This is an archive of the discontinued LLVM Phabricator instance.

[M68k] Add codegen pattern for atomic load / store
ClosedPublic

Authored by 0x59616e on Oct 22 2022, 5:56 AM.

Diff Detail

Event Timeline

0x59616e created this revision.Oct 22 2022, 5:56 AM
Herald added a project: Restricted Project. · View Herald TranscriptOct 22 2022, 5:56 AM
Herald added a subscriber: hiraditya. · View Herald Transcript
0x59616e requested review of this revision.Oct 22 2022, 5:56 AM
Herald added a project: Restricted Project. · View Herald TranscriptOct 22 2022, 5:56 AM
0x59616e updated this revision to Diff 469952.Oct 22 2022, 7:42 PM
0x59616e retitled this revision from [WIP][M68k] Add implementation for atomic load / store to [M68k] Add codegen pattern for atomic load / store.
0x59616e edited the summary of this revision. (Show Details)
0x59616e added reviewers: myhsu, RKSimon, ricky26, glaubitz.
nikic added a subscriber: nikic.Oct 23 2022, 12:38 AM

Preferably this should also include the implementation for atomic RMW/CAS instructions to prove that this lowering is legal. If native or at least kernel-supported CAS is not available, then atomic load/store needs to use libatomic (possibly subtarget dependent).

It would also be good to include relevant quotes from the ISA manual -- atomicity of load/store is usually a given, but do they also guarantee a seq_cst ordering without a memory barrier?

(Disclaimer: I'm not familiar with m68k, just covering the usual atomic lowering legality questions.)

myhsu added a comment.EditedOct 23 2022, 10:51 AM

Agree with @nikic . I think it will be better for this patch to have support for CmpXchg using CAS (for 68020 and later) and fallback to library solution for older CPUs.

Preferably this should also include the implementation for atomic RMW/CAS instructions to prove that this lowering is legal. If native or at least kernel-supported CAS is not available, then atomic load/store needs to use libatomic (possibly subtarget dependent).

It would also be good to include relevant quotes from the ISA manual -- atomicity of load/store is usually a given, but do they also guarantee a seq_cst ordering without a memory barrier?

(Disclaimer: I'm not familiar with m68k, just covering the usual atomic lowering legality questions.)

_EXTRACTED ENTRIES_.
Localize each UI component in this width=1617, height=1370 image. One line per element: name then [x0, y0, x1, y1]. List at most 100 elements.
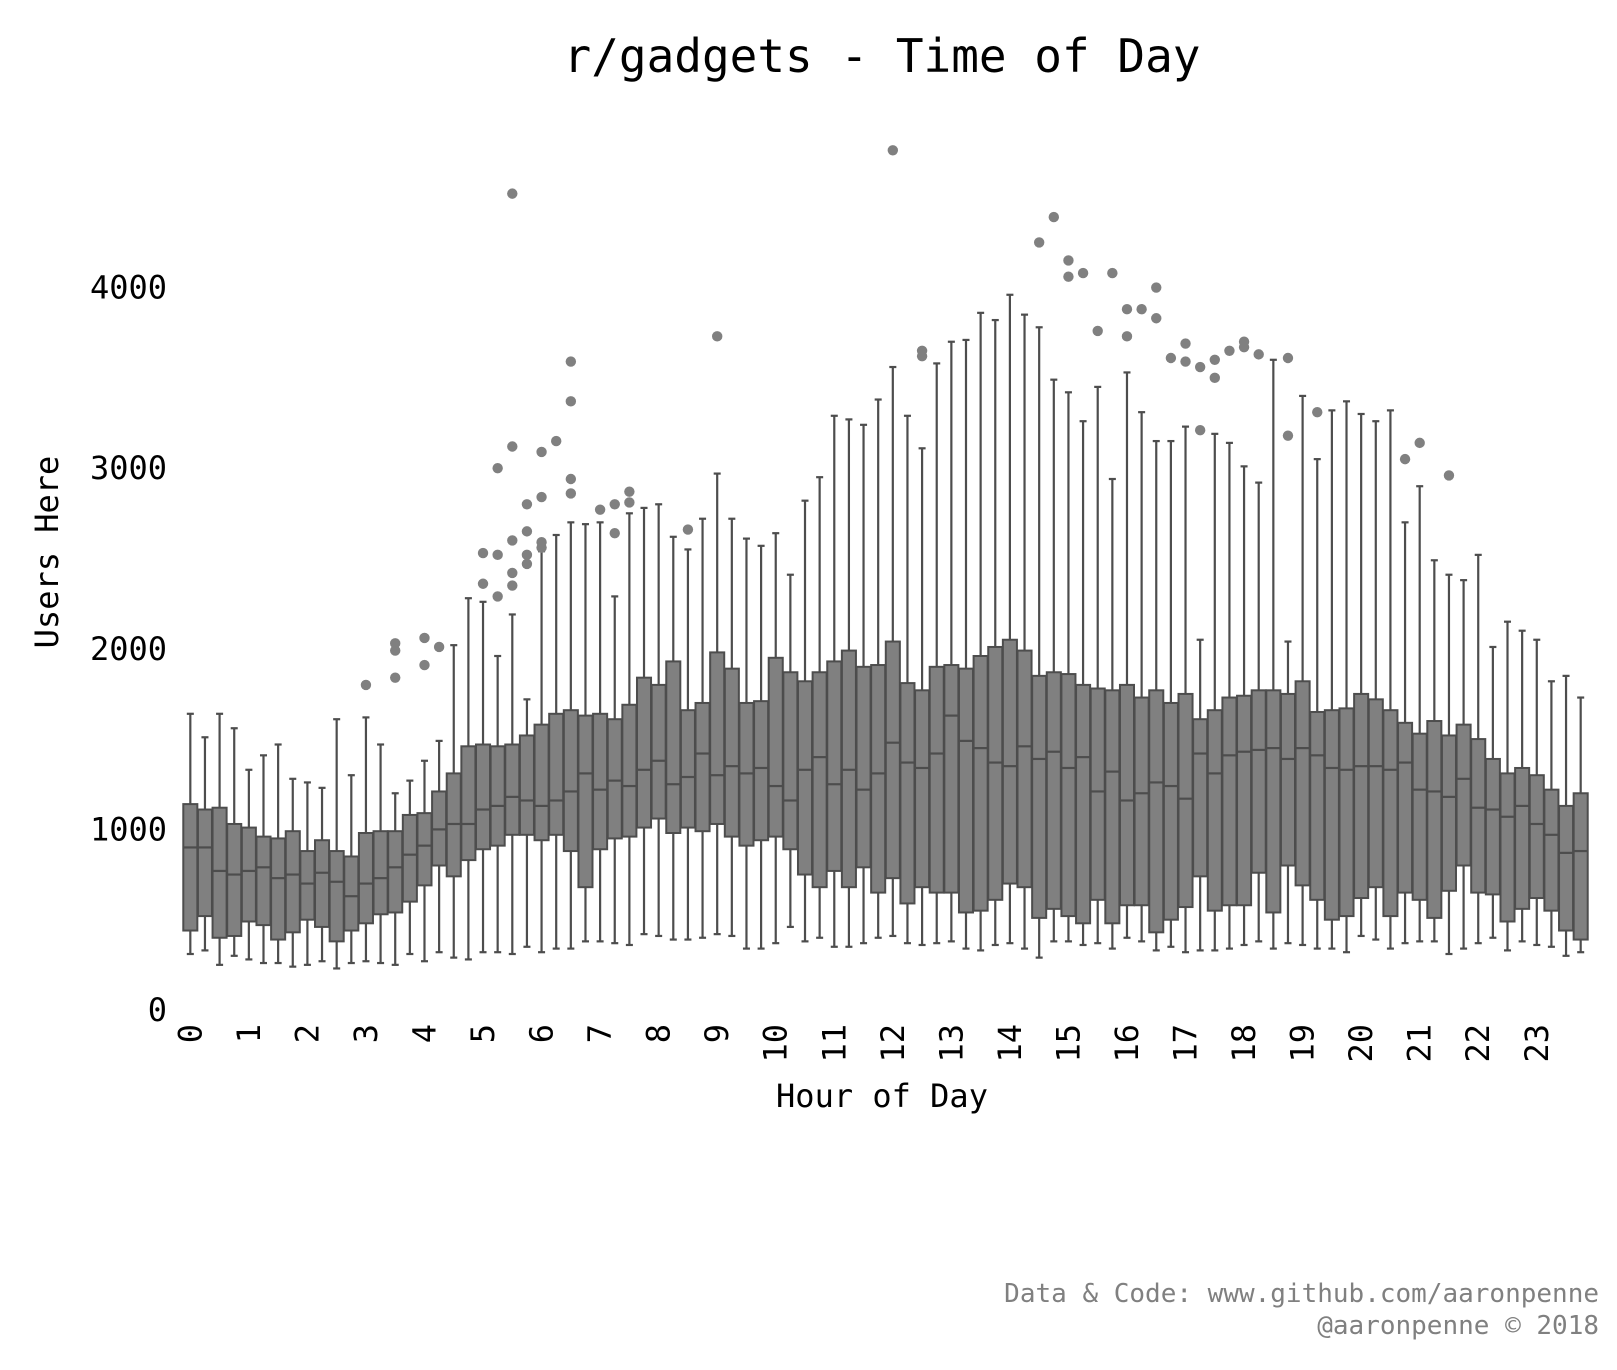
box-body: [489, 745, 506, 847]
box-body: [1309, 710, 1326, 901]
outlier-point: [1121, 331, 1133, 342]
outlier-point: [507, 441, 518, 452]
chart-title: r/gadgets - Time of Day: [564, 29, 1201, 83]
y-tick-label: 0: [148, 991, 167, 1029]
box-79: [1338, 400, 1355, 954]
box-56: [1001, 293, 1018, 945]
box-30: [621, 486, 638, 947]
box-73: [1250, 349, 1267, 943]
box-body: [314, 839, 331, 928]
box-72: [1236, 336, 1253, 947]
box-22: [504, 188, 521, 956]
x-tick-label: 9: [698, 1024, 736, 1043]
box-51: [928, 362, 945, 945]
box-11: [343, 774, 360, 965]
outlier-point: [433, 641, 445, 653]
box-95: [1572, 696, 1589, 954]
box-body: [650, 683, 667, 820]
box-body: [1367, 698, 1384, 889]
box-19: [460, 597, 477, 961]
box-70: [1206, 354, 1223, 952]
box-body: [401, 813, 418, 903]
box-body: [387, 830, 404, 914]
box-52: [943, 340, 960, 943]
box-body: [1118, 683, 1136, 907]
box-12: [357, 679, 374, 963]
box-77: [1309, 406, 1326, 950]
box-71: [1221, 345, 1238, 950]
y-tick-label: 3000: [90, 449, 167, 487]
box-body: [1353, 692, 1370, 900]
box-body: [1294, 680, 1311, 887]
box-66: [1148, 282, 1165, 952]
box-body: [1514, 766, 1531, 910]
outlier-point: [565, 396, 577, 407]
box-body: [284, 830, 301, 934]
box-body: [196, 808, 213, 918]
y-axis-label: Users Here: [28, 456, 66, 649]
box-body: [826, 660, 843, 872]
x-tick-label: 16: [1108, 1024, 1146, 1063]
box-68: [1177, 338, 1194, 954]
box-body: [1104, 689, 1121, 925]
box-body: [533, 723, 550, 842]
box-63: [1104, 267, 1121, 950]
box-39: [753, 544, 770, 950]
box-58: [1031, 237, 1048, 959]
x-tick-label: 2: [288, 1024, 326, 1043]
box-body: [1177, 692, 1194, 909]
outlier-point: [565, 488, 577, 499]
box-body: [665, 660, 682, 835]
outlier-point: [1238, 341, 1250, 353]
box-body: [592, 712, 609, 851]
box-57: [1016, 313, 1033, 950]
box-body: [504, 743, 521, 836]
x-tick-label: 17: [1167, 1024, 1205, 1063]
outlier-point: [1165, 352, 1177, 364]
box-body: [577, 714, 594, 889]
outlier-point: [507, 535, 518, 546]
outlier-point: [1194, 361, 1206, 373]
box-21: [489, 462, 506, 954]
box-83: [1397, 453, 1414, 945]
outlier-point: [1180, 356, 1191, 367]
box-91: [1514, 629, 1531, 943]
outlier-point: [390, 638, 401, 649]
box-body: [299, 850, 316, 921]
outlier-point: [477, 547, 489, 559]
box-body: [1206, 709, 1223, 912]
outlier-point: [419, 659, 430, 671]
box-9: [314, 786, 331, 963]
outlier-point: [916, 350, 928, 362]
box-body: [855, 665, 872, 869]
box-body: [226, 822, 243, 937]
outlier-point: [1151, 313, 1162, 324]
y-tick-label: 2000: [90, 630, 167, 668]
box-4: [240, 768, 257, 961]
box-body: [460, 745, 477, 862]
outlier-point: [565, 356, 577, 367]
box-80: [1353, 412, 1370, 938]
box-body: [943, 664, 960, 894]
box-body: [1323, 709, 1340, 921]
outlier-point: [1063, 255, 1074, 266]
outlier-point: [1209, 372, 1220, 384]
box-94: [1558, 674, 1575, 957]
box-body: [1411, 732, 1428, 901]
box-16: [416, 632, 433, 963]
outlier-point: [1312, 406, 1323, 418]
outlier-point: [492, 549, 503, 561]
box-body: [957, 667, 975, 914]
outlier-point: [1180, 338, 1191, 349]
outlier-point: [521, 549, 533, 561]
box-13: [372, 743, 389, 965]
outlier-point: [609, 527, 620, 539]
box-body: [1060, 673, 1077, 918]
outlier-point: [551, 435, 562, 447]
box-87: [1455, 579, 1472, 950]
box-60: [1060, 255, 1077, 943]
box-36: [709, 331, 726, 936]
box-body: [914, 689, 931, 889]
outlier-point: [360, 679, 372, 691]
box-body: [1016, 649, 1033, 889]
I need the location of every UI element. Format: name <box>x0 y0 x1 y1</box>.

_SHORT EXERCISE 1_.
Answer these from the review thread, each on its own line:
(a) Which reviewers did 0x59616e add?
(b) For which CPUs does myhsu suggest supporting CmpXchg using CAS?
(c) What should atomic load/store use if native or kernel-supported CAS is not available?
_SHORT EXERCISE 2_.
Please copy the stretch of the review thread from "This is an archive" through "2022, 5:56 AM.".
_SHORT EXERCISE 3_.
In the review thread, why does nikic want the patch to also include the implementation for atomic RMW/CAS instructions? Answer in one to three sentences.

_EXERCISE ANSWER 1_.
(a) myhsu, RKSimon, ricky26, glaubitz
(b) The 68020 and later
(c) libatomic

_EXERCISE ANSWER 2_.
This is an archive of the discontinued LLVM Phabricator instance.

[M68k] Add codegen pattern for atomic load / store
ClosedPublic

Authored by 0x59616e on Oct 22 2022, 5:56 AM.

_EXERCISE ANSWER 3_.
Including the RMW/CAS implementation would prove that the atomic load/store lowering is legal. If native or at least kernel-supported CAS is not available, atomic load/store needs to use libatomic instead.